## [What you are asked to do]
What follows is a set of records, each of which is to be written out exactly.

## [Dataset listings of figures]
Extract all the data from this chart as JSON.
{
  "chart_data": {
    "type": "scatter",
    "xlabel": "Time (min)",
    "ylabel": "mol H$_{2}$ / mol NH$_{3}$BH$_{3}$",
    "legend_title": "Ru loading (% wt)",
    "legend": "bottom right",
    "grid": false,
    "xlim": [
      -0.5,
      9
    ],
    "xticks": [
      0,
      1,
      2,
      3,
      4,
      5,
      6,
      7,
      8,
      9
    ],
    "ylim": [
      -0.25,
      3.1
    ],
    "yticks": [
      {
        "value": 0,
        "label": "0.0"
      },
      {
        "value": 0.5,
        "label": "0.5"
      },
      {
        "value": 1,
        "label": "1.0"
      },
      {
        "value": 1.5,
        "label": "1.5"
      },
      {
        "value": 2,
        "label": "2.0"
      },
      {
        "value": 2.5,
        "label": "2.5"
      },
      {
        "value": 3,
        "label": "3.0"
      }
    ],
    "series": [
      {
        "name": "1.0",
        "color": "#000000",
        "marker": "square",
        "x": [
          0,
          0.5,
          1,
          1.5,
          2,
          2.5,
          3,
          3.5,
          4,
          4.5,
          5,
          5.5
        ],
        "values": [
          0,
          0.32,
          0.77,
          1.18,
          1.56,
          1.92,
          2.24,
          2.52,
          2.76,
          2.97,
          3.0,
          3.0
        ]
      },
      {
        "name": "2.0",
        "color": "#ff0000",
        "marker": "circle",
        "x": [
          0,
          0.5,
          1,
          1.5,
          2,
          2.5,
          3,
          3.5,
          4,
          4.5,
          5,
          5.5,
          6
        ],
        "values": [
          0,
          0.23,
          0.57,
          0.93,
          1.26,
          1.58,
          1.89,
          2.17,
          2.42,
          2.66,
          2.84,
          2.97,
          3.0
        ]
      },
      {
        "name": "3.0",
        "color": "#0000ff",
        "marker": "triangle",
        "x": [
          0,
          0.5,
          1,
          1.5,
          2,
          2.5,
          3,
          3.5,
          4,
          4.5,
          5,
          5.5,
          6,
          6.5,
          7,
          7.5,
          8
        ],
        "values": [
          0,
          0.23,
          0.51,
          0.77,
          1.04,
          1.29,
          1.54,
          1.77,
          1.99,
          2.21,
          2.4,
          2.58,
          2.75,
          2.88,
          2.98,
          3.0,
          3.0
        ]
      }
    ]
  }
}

## [Exercise solution]
Extract all the data from this chart as JSON.
{
  "chart_data": {
    "type": "scatter",
    "xlabel": "Time (min)",
    "ylabel": "mol H$_{2}$ / mol NH$_{3}$BH$_{3}$",
    "legend_title": "Ru loading (% wt)",
    "legend": "bottom right",
    "grid": false,
    "xlim": [
      -0.5,
      9
    ],
    "xticks": [
      0,
      1,
      2,
      3,
      4,
      5,
      6,
      7,
      8,
      9
    ],
    "ylim": [
      -0.25,
      3.1
    ],
    "yticks": [
      {
        "value": 0,
        "label": "0.0"
      },
      {
        "value": 0.5,
        "label": "0.5"
      },
      {
        "value": 1,
        "label": "1.0"
      },
      {
        "value": 1.5,
        "label": "1.5"
      },
      {
        "value": 2,
        "label": "2.0"
      },
      {
        "value": 2.5,
        "label": "2.5"
      },
      {
        "value": 3,
        "label": "3.0"
      }
    ],
    "series": [
      {
        "name": "1.0",
        "color": "#000000",
        "marker": "square",
        "x": [
          0,
          0.5,
          1,
          1.5,
          2,
          2.5,
          3,
          3.5,
          4,
          4.5,
          5,
          5.5
        ],
        "values": [
          0,
          0.32,
          0.77,
          1.18,
          1.56,
          1.92,
          2.24,
          2.52,
          2.76,
          2.97,
          3.0,
          3.0
        ]
      },
      {
        "name": "2.0",
        "color": "#ff0000",
        "marker": "circle",
        "x": [
          0,
          0.5,
          1,
          1.5,
          2,
          2.5,
          3,
          3.5,
          4,
          4.5,
          5,
          5.5,
          6
        ],
        "values": [
          0,
          0.23,
          0.57,
          0.93,
          1.26,
          1.58,
          1.89,
          2.17,
          2.42,
          2.66,
          2.84,
          2.97,
          3.0
        ]
      },
      {
        "name": "3.0",
        "color": "#0000ff",
        "marker": "triangle",
        "x": [
          0,
          0.5,
          1,
          1.5,
          2,
          2.5,
          3,
          3.5,
          4,
          4.5,
          5,
          5.5,
          6,
          6.5,
          7,
          7.5,
          8
        ],
        "values": [
          0,
          0.23,
          0.51,
          0.77,
          1.04,
          1.29,
          1.54,
          1.77,
          1.99,
          2.21,
          2.4,
          2.58,
          2.75,
          2.88,
          2.98,
          3.0,
          3.0
        ]
      }
    ]
  }
}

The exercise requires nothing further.